» **DOCUMENT SECTION**

Promoter competiton in pCMS-EGFP?

M.J.Schell mjs54 at cus.cam.ac.uk
Fri Sep 15 14:11:23 EST 2000


I have been using Clontech mammalian expression vector called
pCMS-EGFP.  This vector has a CMV promoter upstream of the MCS to drive
the cloned gene and it also has another promoter (SV40) that drives
eGFP.  Thus, cells expressing the vector should both be green and also
produce protein from the cloned cDNA.  If so, this would be great
because one could identify the green expressing cells while they are
still alive without having to do multiple-plasmid transfections.

However, when I transfect  cells and stain them with a good antibody to
my cloned protein, I find that only a subset of the green cells (perhaps
20%) stain for my protein (the staining is very strong).  These cells
appear only weakly eGFP-positive, while neighboring cells are strongly
green but not stained for my protein at all.  There are no cells which
make my protein but are not green.  How can this be?  Here's some of the
things people have suggested, but nobody seems to know for sure:

1.  The vector contains and intervening sequence (IVF) between the CMV
promoter and the MCS which, according to Clontech, "is an intron that
is efficiently spliced out following transcription".  Perhaps the cells
not expressing my protein didn't splice out the intron.

» **SUPPLIED ENTRIES**

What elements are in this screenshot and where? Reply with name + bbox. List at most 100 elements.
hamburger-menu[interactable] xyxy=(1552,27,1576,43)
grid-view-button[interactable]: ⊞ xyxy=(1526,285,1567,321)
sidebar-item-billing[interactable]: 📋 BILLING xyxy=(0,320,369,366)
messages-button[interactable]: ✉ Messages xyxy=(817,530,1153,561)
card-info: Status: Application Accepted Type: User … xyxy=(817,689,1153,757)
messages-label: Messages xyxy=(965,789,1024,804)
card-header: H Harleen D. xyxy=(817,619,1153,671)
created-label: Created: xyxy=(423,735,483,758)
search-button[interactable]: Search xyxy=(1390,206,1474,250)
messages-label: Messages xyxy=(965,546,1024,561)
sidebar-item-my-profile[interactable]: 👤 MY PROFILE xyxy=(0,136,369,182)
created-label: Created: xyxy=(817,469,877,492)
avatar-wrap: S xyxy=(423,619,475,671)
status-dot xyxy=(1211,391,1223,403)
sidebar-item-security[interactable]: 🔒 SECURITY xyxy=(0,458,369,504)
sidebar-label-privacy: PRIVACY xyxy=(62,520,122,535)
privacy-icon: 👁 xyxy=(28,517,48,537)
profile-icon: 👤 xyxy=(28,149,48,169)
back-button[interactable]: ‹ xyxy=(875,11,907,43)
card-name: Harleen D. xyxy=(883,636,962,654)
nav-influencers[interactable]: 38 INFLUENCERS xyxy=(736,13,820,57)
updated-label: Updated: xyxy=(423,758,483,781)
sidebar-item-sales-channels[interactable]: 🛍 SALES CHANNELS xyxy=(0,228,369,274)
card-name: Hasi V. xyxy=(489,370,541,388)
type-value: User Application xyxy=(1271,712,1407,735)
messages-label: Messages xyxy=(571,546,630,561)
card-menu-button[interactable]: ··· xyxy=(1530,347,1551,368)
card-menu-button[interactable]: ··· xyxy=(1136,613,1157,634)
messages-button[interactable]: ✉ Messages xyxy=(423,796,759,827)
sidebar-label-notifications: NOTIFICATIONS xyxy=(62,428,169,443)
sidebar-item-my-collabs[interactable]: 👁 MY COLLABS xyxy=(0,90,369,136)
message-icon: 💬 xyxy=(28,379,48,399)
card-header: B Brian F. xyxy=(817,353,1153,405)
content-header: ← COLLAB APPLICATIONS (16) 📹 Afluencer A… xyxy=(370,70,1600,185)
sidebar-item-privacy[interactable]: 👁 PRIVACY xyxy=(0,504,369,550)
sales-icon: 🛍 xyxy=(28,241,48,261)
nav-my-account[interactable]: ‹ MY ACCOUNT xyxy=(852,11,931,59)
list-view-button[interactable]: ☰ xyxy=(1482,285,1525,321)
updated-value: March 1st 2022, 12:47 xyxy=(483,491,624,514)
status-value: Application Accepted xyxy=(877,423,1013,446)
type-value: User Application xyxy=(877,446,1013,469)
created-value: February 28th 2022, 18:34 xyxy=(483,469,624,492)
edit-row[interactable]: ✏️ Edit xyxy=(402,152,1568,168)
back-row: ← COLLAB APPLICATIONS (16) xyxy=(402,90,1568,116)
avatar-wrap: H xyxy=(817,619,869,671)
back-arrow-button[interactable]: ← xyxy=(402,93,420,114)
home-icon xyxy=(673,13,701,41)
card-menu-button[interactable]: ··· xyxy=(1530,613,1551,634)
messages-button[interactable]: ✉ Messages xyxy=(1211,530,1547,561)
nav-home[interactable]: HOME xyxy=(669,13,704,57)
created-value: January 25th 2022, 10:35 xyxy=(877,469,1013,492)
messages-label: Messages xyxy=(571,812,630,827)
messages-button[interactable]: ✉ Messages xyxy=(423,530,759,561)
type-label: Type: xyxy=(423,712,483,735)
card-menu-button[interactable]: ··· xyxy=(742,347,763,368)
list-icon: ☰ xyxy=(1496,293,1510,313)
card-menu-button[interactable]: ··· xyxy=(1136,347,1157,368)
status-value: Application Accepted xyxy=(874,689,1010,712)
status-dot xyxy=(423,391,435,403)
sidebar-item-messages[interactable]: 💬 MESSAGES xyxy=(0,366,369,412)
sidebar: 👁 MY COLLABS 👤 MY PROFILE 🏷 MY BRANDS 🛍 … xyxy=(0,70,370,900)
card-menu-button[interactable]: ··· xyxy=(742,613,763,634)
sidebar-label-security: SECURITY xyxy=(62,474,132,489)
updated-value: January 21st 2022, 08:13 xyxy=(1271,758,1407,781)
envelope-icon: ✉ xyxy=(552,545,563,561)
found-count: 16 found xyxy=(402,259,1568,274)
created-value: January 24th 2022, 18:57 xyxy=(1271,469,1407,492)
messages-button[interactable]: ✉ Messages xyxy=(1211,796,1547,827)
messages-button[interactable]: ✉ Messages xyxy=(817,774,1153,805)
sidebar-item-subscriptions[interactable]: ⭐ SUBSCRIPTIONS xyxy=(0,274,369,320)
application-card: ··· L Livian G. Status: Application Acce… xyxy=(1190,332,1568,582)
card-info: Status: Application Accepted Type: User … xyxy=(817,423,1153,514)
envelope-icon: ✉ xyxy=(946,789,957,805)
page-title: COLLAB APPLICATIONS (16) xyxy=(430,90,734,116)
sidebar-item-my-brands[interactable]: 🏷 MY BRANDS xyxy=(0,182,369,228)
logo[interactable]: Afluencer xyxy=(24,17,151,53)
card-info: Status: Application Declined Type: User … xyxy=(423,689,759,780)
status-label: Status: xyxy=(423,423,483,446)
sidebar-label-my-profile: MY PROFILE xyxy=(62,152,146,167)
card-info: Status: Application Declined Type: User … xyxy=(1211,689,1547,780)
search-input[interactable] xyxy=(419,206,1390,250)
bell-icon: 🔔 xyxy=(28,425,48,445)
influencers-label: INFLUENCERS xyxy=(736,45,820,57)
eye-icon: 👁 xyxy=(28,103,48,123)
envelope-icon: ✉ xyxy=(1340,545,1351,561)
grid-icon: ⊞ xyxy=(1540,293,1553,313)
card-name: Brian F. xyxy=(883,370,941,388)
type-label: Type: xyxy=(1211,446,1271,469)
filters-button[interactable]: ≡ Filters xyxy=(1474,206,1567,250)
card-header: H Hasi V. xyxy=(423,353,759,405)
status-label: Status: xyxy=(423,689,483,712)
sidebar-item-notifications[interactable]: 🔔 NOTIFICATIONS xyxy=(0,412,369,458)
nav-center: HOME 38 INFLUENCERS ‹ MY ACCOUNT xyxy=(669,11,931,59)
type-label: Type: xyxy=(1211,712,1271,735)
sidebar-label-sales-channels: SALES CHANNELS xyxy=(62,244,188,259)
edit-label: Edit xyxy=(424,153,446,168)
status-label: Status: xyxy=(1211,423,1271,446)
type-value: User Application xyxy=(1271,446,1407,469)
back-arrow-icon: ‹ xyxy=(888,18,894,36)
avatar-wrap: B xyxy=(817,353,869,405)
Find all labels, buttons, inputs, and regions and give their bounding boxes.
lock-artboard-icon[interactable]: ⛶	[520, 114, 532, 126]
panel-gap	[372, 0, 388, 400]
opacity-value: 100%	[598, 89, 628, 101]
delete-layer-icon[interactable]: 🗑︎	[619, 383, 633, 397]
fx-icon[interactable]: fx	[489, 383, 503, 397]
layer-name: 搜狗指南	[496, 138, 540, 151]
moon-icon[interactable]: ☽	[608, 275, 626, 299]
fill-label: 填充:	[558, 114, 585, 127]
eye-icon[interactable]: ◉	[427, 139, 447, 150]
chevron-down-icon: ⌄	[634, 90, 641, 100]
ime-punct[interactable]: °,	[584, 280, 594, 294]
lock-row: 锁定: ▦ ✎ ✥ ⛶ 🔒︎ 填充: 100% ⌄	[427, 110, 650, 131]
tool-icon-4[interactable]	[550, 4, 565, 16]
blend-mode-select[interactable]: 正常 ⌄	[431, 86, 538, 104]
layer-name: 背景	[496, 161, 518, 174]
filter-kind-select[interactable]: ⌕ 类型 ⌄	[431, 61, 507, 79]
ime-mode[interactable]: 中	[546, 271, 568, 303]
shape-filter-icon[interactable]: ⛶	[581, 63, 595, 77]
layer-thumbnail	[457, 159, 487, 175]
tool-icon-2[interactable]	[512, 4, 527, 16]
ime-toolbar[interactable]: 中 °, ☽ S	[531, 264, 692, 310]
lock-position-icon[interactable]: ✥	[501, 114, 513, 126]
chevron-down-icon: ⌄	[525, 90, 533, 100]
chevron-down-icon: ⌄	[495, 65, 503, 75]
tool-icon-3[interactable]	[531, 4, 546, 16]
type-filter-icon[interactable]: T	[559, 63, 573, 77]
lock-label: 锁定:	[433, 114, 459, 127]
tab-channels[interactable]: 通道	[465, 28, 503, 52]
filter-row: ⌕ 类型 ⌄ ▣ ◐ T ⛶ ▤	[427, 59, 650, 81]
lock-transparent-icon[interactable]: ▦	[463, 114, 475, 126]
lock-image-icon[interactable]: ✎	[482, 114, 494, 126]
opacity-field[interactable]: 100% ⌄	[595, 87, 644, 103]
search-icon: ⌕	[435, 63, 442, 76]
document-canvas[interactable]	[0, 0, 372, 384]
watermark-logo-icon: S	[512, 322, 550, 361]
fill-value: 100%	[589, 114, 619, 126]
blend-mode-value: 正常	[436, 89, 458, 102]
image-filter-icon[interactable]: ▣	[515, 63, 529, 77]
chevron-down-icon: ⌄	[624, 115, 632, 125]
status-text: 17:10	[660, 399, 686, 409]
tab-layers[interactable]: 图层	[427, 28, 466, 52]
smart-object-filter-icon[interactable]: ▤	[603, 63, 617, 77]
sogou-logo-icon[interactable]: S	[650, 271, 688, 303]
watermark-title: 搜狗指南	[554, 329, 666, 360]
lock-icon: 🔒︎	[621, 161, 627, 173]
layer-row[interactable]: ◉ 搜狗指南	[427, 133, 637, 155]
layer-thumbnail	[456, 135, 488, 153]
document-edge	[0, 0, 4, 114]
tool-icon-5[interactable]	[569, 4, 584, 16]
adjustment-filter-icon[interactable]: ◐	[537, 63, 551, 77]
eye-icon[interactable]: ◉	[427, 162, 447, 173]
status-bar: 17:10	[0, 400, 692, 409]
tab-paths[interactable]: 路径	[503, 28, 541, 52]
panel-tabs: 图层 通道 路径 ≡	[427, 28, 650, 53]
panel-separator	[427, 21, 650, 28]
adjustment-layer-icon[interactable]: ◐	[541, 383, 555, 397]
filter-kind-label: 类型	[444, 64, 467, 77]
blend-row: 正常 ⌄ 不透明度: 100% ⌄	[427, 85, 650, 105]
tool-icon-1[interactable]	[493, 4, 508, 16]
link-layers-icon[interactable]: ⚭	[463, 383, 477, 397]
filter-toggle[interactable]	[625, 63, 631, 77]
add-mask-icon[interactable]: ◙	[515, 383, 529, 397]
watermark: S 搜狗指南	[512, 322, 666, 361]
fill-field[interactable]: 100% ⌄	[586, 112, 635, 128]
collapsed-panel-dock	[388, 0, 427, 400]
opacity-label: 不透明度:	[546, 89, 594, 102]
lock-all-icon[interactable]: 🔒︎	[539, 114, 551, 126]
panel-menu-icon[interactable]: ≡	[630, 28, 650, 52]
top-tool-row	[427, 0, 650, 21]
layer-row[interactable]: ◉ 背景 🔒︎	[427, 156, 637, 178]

» **ABOUT THIS TASK**
Reproduce the stretch of the pCMS-EGFP forum post above from "I have been" through "do multiple-plasmid transfections.", keeping every word and character the same.

» **TASK SOLUTION**
I have been using Clontech mammalian expression vector called
pCMS-EGFP.  This vector has a CMV promoter upstream of the MCS to drive
the cloned gene and it also has another promoter (SV40) that drives
eGFP.  Thus, cells expressing the vector should both be green and also
produce protein from the cloned cDNA.  If so, this would be great
because one could identify the green expressing cells while they are
still alive without having to do multiple-plasmid transfections.